Exercise
Extract each line of the data and write it out again exactly.
— Begin Data records —
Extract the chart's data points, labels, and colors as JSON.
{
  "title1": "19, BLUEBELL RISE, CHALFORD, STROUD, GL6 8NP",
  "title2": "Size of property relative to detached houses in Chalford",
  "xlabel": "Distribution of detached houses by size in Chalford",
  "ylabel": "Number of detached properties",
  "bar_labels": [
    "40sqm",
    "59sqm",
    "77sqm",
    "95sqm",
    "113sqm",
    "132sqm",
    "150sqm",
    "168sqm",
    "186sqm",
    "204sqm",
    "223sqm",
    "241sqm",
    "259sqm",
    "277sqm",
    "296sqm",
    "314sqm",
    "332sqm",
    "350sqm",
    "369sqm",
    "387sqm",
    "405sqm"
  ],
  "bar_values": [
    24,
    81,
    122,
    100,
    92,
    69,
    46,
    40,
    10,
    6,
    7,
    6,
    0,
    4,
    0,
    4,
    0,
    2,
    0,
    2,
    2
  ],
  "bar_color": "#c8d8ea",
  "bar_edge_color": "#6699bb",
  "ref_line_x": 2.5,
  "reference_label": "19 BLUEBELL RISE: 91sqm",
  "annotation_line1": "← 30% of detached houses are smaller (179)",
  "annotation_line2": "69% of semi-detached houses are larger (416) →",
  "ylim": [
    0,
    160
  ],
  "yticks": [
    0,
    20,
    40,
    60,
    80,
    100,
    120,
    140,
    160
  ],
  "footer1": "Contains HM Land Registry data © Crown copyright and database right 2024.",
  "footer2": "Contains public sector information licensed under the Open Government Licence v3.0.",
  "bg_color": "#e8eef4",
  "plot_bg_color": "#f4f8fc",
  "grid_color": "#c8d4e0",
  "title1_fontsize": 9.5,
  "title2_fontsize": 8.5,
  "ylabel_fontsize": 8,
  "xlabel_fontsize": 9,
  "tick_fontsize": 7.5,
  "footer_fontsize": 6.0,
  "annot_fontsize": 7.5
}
— End Data records —
Answer to this problem
Extract the chart's data points, labels, and colors as JSON.
{
  "title1": "19, BLUEBELL RISE, CHALFORD, STROUD, GL6 8NP",
  "title2": "Size of property relative to detached houses in Chalford",
  "xlabel": "Distribution of detached houses by size in Chalford",
  "ylabel": "Number of detached properties",
  "bar_labels": [
    "40sqm",
    "59sqm",
    "77sqm",
    "95sqm",
    "113sqm",
    "132sqm",
    "150sqm",
    "168sqm",
    "186sqm",
    "204sqm",
    "223sqm",
    "241sqm",
    "259sqm",
    "277sqm",
    "296sqm",
    "314sqm",
    "332sqm",
    "350sqm",
    "369sqm",
    "387sqm",
    "405sqm"
  ],
  "bar_values": [
    24,
    81,
    122,
    100,
    92,
    69,
    46,
    40,
    10,
    6,
    7,
    6,
    0,
    4,
    0,
    4,
    0,
    2,
    0,
    2,
    2
  ],
  "bar_color": "#c8d8ea",
  "bar_edge_color": "#6699bb",
  "ref_line_x": 2.5,
  "reference_label": "19 BLUEBELL RISE: 91sqm",
  "annotation_line1": "← 30% of detached houses are smaller (179)",
  "annotation_line2": "69% of semi-detached houses are larger (416) →",
  "ylim": [
    0,
    160
  ],
  "yticks": [
    0,
    20,
    40,
    60,
    80,
    100,
    120,
    140,
    160
  ],
  "footer1": "Contains HM Land Registry data © Crown copyright and database right 2024.",
  "footer2": "Contains public sector information licensed under the Open Government Licence v3.0.",
  "bg_color": "#e8eef4",
  "plot_bg_color": "#f4f8fc",
  "grid_color": "#c8d4e0",
  "title1_fontsize": 9.5,
  "title2_fontsize": 8.5,
  "ylabel_fontsize": 8,
  "xlabel_fontsize": 9,
  "tick_fontsize": 7.5,
  "footer_fontsize": 6.0,
  "annot_fontsize": 7.5
}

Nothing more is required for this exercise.